Goal
Return the entries verbatim and drop every picture.

Records from a data collection

☆ ☆ ☆

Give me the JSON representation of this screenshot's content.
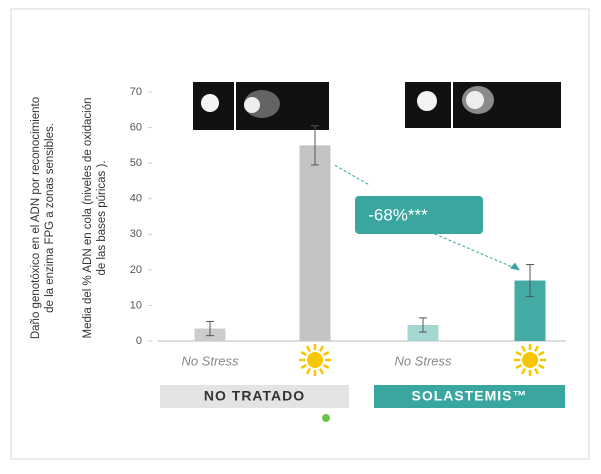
{
  "chart_data": {
    "type": "bar",
    "y_title_lines": [
      "Daño genotóxico en el ADN por reconocimiento",
      "de la enzima FPG a zonas sensibles.",
      "Media del % ADN en cola (niveles de oxidación",
      "de las bases púricas )."
    ],
    "categories": [
      "No Stress",
      null,
      "No Stress",
      null
    ],
    "values": [
      3.5,
      55,
      4.5,
      17
    ],
    "errors": [
      2,
      5.5,
      2,
      4.5
    ],
    "colors": [
      "#cccccc",
      "#c4c4c4",
      "#a4d6d2",
      "#43aba4"
    ],
    "groups": [
      "NO TRATADO",
      "SOLASTEMIS™"
    ],
    "group_colors": [
      "#e3e3e3",
      "#3aa6a0"
    ],
    "annotation": "-68%***",
    "ylim": [
      0,
      70
    ],
    "yticks": [
      0,
      10,
      20,
      30,
      40,
      50,
      60,
      70
    ]
  }
}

☆ ☆ ☆

Solution for this exercise
Give me the JSON representation of this screenshot's content.
{
  "chart_data": {
    "type": "bar",
    "y_title_lines": [
      "Daño genotóxico en el ADN por reconocimiento",
      "de la enzima FPG a zonas sensibles.",
      "Media del % ADN en cola (niveles de oxidación",
      "de las bases púricas )."
    ],
    "categories": [
      "No Stress",
      null,
      "No Stress",
      null
    ],
    "values": [
      3.5,
      55,
      4.5,
      17
    ],
    "errors": [
      2,
      5.5,
      2,
      4.5
    ],
    "colors": [
      "#cccccc",
      "#c4c4c4",
      "#a4d6d2",
      "#43aba4"
    ],
    "groups": [
      "NO TRATADO",
      "SOLASTEMIS™"
    ],
    "group_colors": [
      "#e3e3e3",
      "#3aa6a0"
    ],
    "annotation": "-68%***",
    "ylim": [
      0,
      70
    ],
    "yticks": [
      0,
      10,
      20,
      30,
      40,
      50,
      60,
      70
    ]
  }
}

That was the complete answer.